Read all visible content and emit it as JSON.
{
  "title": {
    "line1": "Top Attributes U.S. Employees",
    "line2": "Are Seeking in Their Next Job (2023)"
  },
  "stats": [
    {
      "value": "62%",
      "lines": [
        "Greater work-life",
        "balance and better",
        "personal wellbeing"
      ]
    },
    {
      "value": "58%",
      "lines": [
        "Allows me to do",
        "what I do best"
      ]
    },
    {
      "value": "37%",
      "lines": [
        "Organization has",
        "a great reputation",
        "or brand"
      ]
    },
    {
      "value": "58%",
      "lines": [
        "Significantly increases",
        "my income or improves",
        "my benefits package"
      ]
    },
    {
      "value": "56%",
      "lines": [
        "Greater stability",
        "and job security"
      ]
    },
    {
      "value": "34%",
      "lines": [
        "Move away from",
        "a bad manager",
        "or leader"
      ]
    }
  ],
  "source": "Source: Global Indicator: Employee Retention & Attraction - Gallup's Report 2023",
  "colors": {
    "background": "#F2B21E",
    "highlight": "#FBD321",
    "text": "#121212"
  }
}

+ + + + + + +

▶ **Problem description**
Using the listing above, please repeat every entry exactly.

▶ **Full solution**
Read all visible content and emit it as JSON.
{
  "title": {
    "line1": "Top Attributes U.S. Employees",
    "line2": "Are Seeking in Their Next Job (2023)"
  },
  "stats": [
    {
      "value": "62%",
      "lines": [
        "Greater work-life",
        "balance and better",
        "personal wellbeing"
      ]
    },
    {
      "value": "58%",
      "lines": [
        "Allows me to do",
        "what I do best"
      ]
    },
    {
      "value": "37%",
      "lines": [
        "Organization has",
        "a great reputation",
        "or brand"
      ]
    },
    {
      "value": "58%",
      "lines": [
        "Significantly increases",
        "my income or improves",
        "my benefits package"
      ]
    },
    {
      "value": "56%",
      "lines": [
        "Greater stability",
        "and job security"
      ]
    },
    {
      "value": "34%",
      "lines": [
        "Move away from",
        "a bad manager",
        "or leader"
      ]
    }
  ],
  "source": "Source: Global Indicator: Employee Retention & Attraction - Gallup's Report 2023",
  "colors": {
    "background": "#F2B21E",
    "highlight": "#FBD321",
    "text": "#121212"
  }
}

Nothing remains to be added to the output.